# Extracted data entries
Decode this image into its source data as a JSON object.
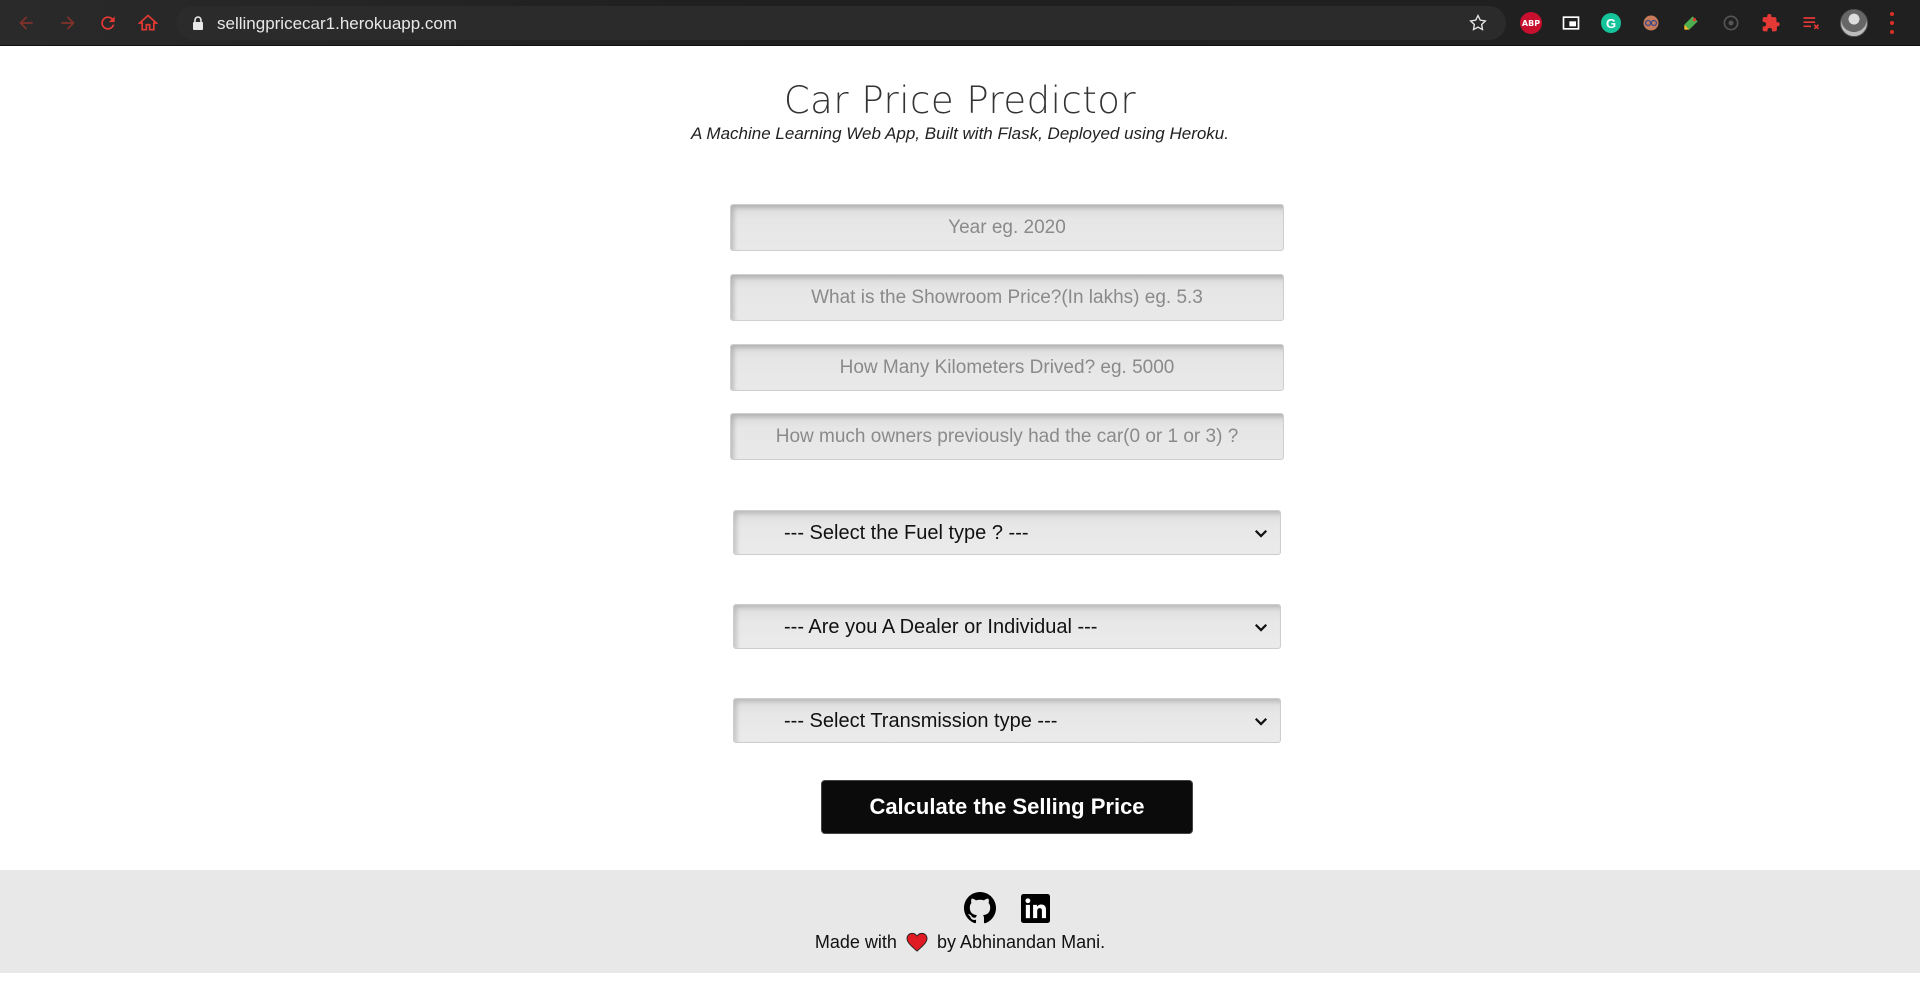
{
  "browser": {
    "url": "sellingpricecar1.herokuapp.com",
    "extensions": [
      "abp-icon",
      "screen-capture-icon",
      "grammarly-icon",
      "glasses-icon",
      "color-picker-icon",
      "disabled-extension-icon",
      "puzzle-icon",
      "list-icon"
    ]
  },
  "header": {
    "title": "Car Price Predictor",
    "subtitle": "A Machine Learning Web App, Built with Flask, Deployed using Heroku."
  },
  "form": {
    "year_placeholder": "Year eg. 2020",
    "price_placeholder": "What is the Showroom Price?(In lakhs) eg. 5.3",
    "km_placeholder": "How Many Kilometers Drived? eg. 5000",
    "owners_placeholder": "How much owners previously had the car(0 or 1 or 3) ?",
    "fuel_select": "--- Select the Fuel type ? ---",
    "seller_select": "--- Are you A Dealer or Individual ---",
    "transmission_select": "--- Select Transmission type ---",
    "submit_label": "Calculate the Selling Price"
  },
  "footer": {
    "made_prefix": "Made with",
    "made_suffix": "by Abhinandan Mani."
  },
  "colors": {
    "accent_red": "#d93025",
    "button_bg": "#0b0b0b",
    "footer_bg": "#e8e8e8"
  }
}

# Exercise details
Ignore the images and quote every line of the listing exactly.

# Output below
Decode this image into its source data as a JSON object.
{
  "browser": {
    "url": "sellingpricecar1.herokuapp.com",
    "extensions": [
      "abp-icon",
      "screen-capture-icon",
      "grammarly-icon",
      "glasses-icon",
      "color-picker-icon",
      "disabled-extension-icon",
      "puzzle-icon",
      "list-icon"
    ]
  },
  "header": {
    "title": "Car Price Predictor",
    "subtitle": "A Machine Learning Web App, Built with Flask, Deployed using Heroku."
  },
  "form": {
    "year_placeholder": "Year eg. 2020",
    "price_placeholder": "What is the Showroom Price?(In lakhs) eg. 5.3",
    "km_placeholder": "How Many Kilometers Drived? eg. 5000",
    "owners_placeholder": "How much owners previously had the car(0 or 1 or 3) ?",
    "fuel_select": "--- Select the Fuel type ? ---",
    "seller_select": "--- Are you A Dealer or Individual ---",
    "transmission_select": "--- Select Transmission type ---",
    "submit_label": "Calculate the Selling Price"
  },
  "footer": {
    "made_prefix": "Made with",
    "made_suffix": "by Abhinandan Mani."
  },
  "colors": {
    "accent_red": "#d93025",
    "button_bg": "#0b0b0b",
    "footer_bg": "#e8e8e8"
  }
}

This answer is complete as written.